[START Input]
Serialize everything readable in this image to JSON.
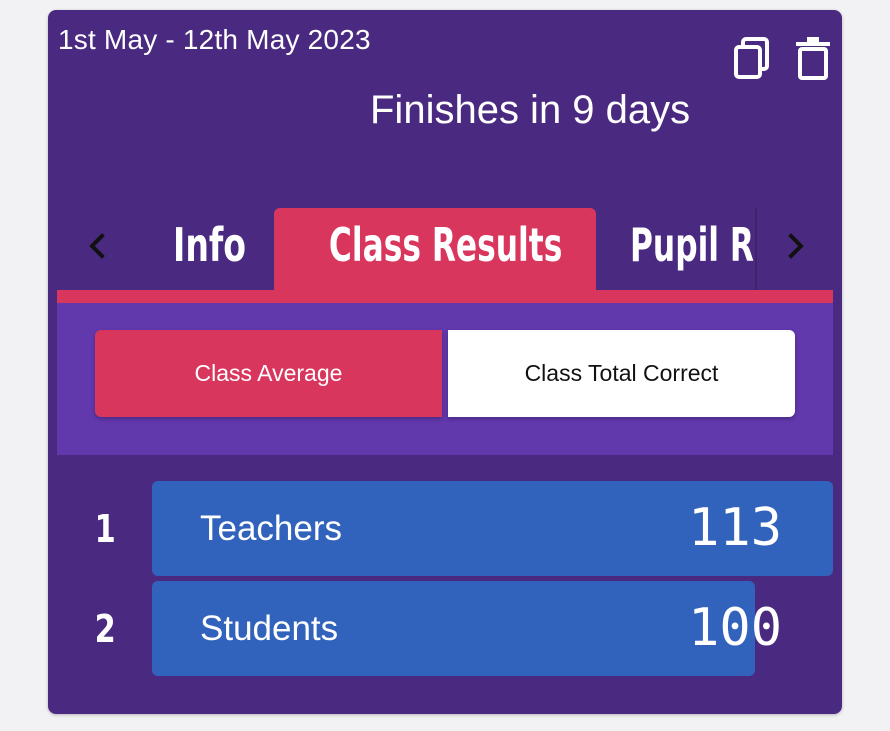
{
  "header": {
    "date_range": "1st May - 12th May 2023",
    "countdown": "Finishes in 9 days",
    "copy_icon": "copy-icon",
    "delete_icon": "trash-icon"
  },
  "tabs": {
    "items": [
      {
        "label": "Info",
        "active": false
      },
      {
        "label": "Class Results",
        "active": true
      },
      {
        "label": "Pupil Results",
        "active": false
      }
    ],
    "prev_icon": "chevron-left-icon",
    "next_icon": "chevron-right-icon"
  },
  "toggle": {
    "options": [
      "Class Average",
      "Class Total Correct"
    ],
    "selected": "Class Average"
  },
  "results": {
    "max_value": 113,
    "rows": [
      {
        "rank": "1",
        "name": "Teachers",
        "value": 113
      },
      {
        "rank": "2",
        "name": "Students",
        "value": 100
      }
    ]
  },
  "colors": {
    "card_bg": "#4a2a80",
    "accent_pink": "#d9365e",
    "panel_purple": "#6238ad",
    "bar_blue": "#3263bc"
  }
}
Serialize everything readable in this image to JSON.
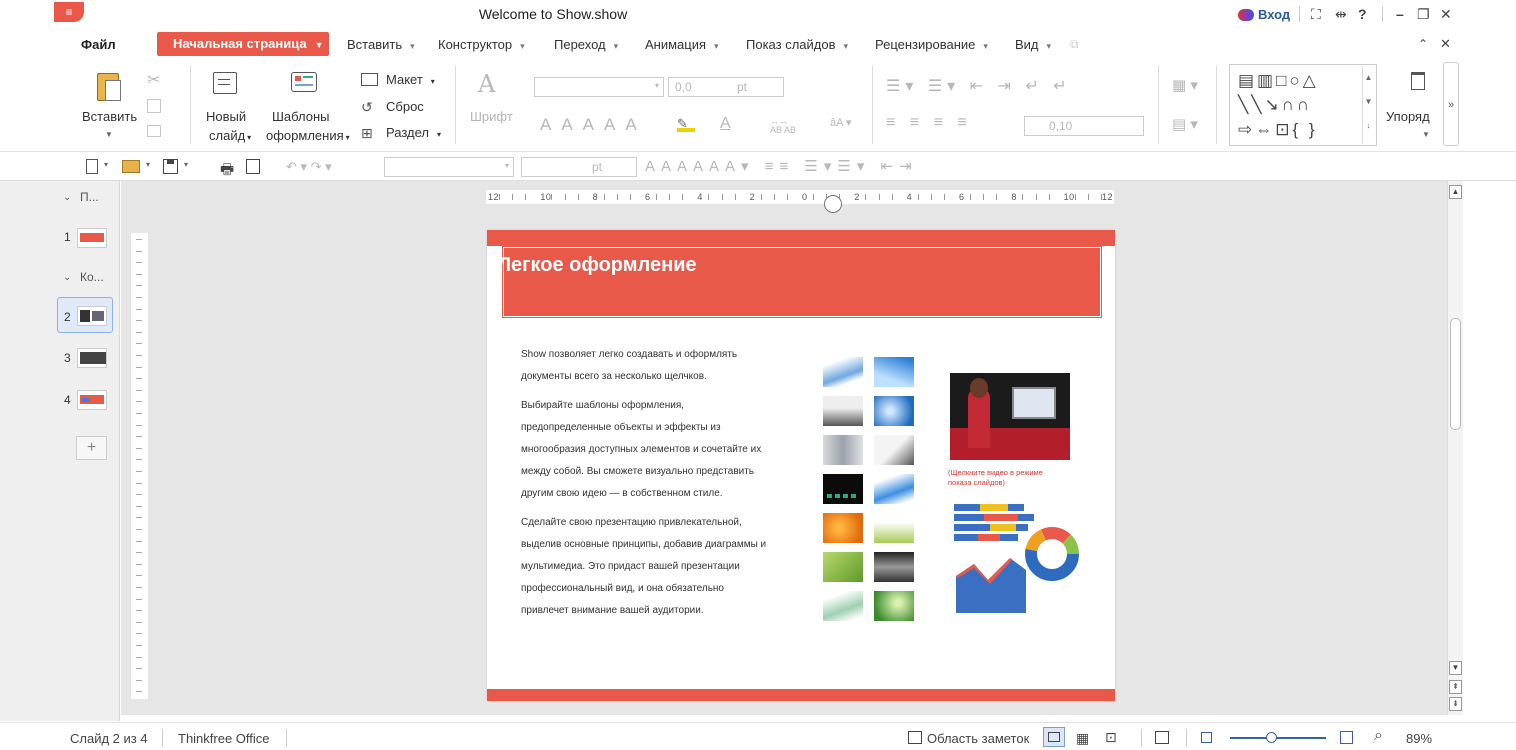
{
  "window": {
    "title": "Welcome to Show.show",
    "login": "Вход",
    "help": "?"
  },
  "menu": {
    "file": "Файл",
    "home": "Начальная страница",
    "items": [
      "Вставить",
      "Конструктор",
      "Переход",
      "Анимация",
      "Показ слайдов",
      "Рецензирование",
      "Вид"
    ]
  },
  "ribbon": {
    "paste": "Вставить",
    "new_slide_1": "Новый",
    "new_slide_2": "слайд",
    "templates_1": "Шаблоны",
    "templates_2": "оформления",
    "layout": "Макет",
    "reset": "Сброс",
    "section": "Раздел",
    "font": "Шрифт",
    "font_size": "0,0",
    "font_unit": "pt",
    "line_spacing": "0,10",
    "arrange": "Упоряд"
  },
  "qat": {
    "font_unit": "pt"
  },
  "sidebar": {
    "sections": [
      "П...",
      "Ко..."
    ],
    "slide_numbers": [
      "1",
      "2",
      "3",
      "4"
    ]
  },
  "ruler": {
    "marks": [
      "12",
      "10",
      "8",
      "6",
      "4",
      "2",
      "0",
      "2",
      "4",
      "6",
      "8",
      "10",
      "12"
    ]
  },
  "slide": {
    "title": "Легкое оформление",
    "paragraphs": [
      "Show позволяет легко создавать и оформлять документы всего за несколько щелчков.",
      "Выбирайте шаблоны оформления, предопределенные объекты и эффекты из многообразия доступных элементов и сочетайте их между собой. Вы сможете визуально представить другим свою идею — в собственном стиле.",
      "Сделайте свою презентацию привлекательной, выделив основные принципы, добавив диаграммы и мультимедиа. Это придаст вашей презентации профессиональный вид, и она обязательно привлечет внимание вашей аудитории."
    ],
    "video_caption": "(Щелкните видео в режиме показа слайдов)"
  },
  "status": {
    "slide": "Слайд 2 из 4",
    "product": "Thinkfree Office",
    "notes": "Область заметок",
    "zoom": "89%"
  },
  "colors": {
    "accent": "#e8594a",
    "link": "#2a5aa0"
  }
}
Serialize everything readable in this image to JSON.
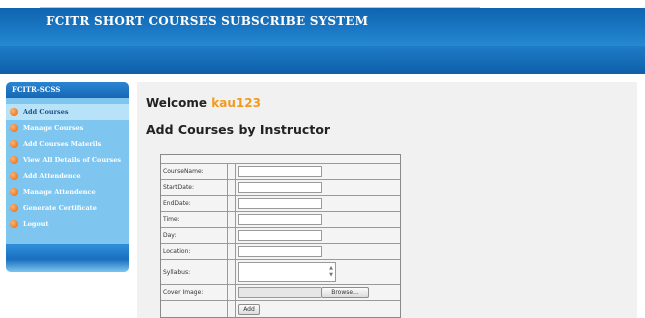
{
  "header": {
    "title": "FCITR SHORT COURSES SUBSCRIBE SYSTEM"
  },
  "sidebar": {
    "heading": "FCITR-SCSS",
    "items": [
      {
        "label": "Add Courses",
        "active": true
      },
      {
        "label": "Manage Courses",
        "active": false
      },
      {
        "label": "Add Courses Materils",
        "active": false
      },
      {
        "label": "View All Details of Courses",
        "active": false
      },
      {
        "label": "Add Attendence",
        "active": false
      },
      {
        "label": "Manage Attendence",
        "active": false
      },
      {
        "label": "Generate Certificate",
        "active": false
      },
      {
        "label": "Logout",
        "active": false
      }
    ]
  },
  "main": {
    "welcome_prefix": "Welcome",
    "username": "kau123",
    "section_title": "Add Courses by Instructor",
    "form": {
      "fields": [
        {
          "label": "CourseName:",
          "value": ""
        },
        {
          "label": "StartDate:",
          "value": ""
        },
        {
          "label": "EndDate:",
          "value": ""
        },
        {
          "label": "Time:",
          "value": ""
        },
        {
          "label": "Day:",
          "value": ""
        },
        {
          "label": "Location:",
          "value": ""
        }
      ],
      "syllabus_label": "Syllabus:",
      "cover_label": "Cover Image:",
      "browse_label": "Browse...",
      "submit_label": "Add"
    }
  },
  "colors": {
    "accent_username": "#f39a1e",
    "header_blue": "#1a78c4",
    "sidebar_blue": "#7ec6ef"
  }
}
[END Input]
Problem description:
Go through the listing above line by line and say how many lines hold the word "Manage". Reply with that number only.

Response:
2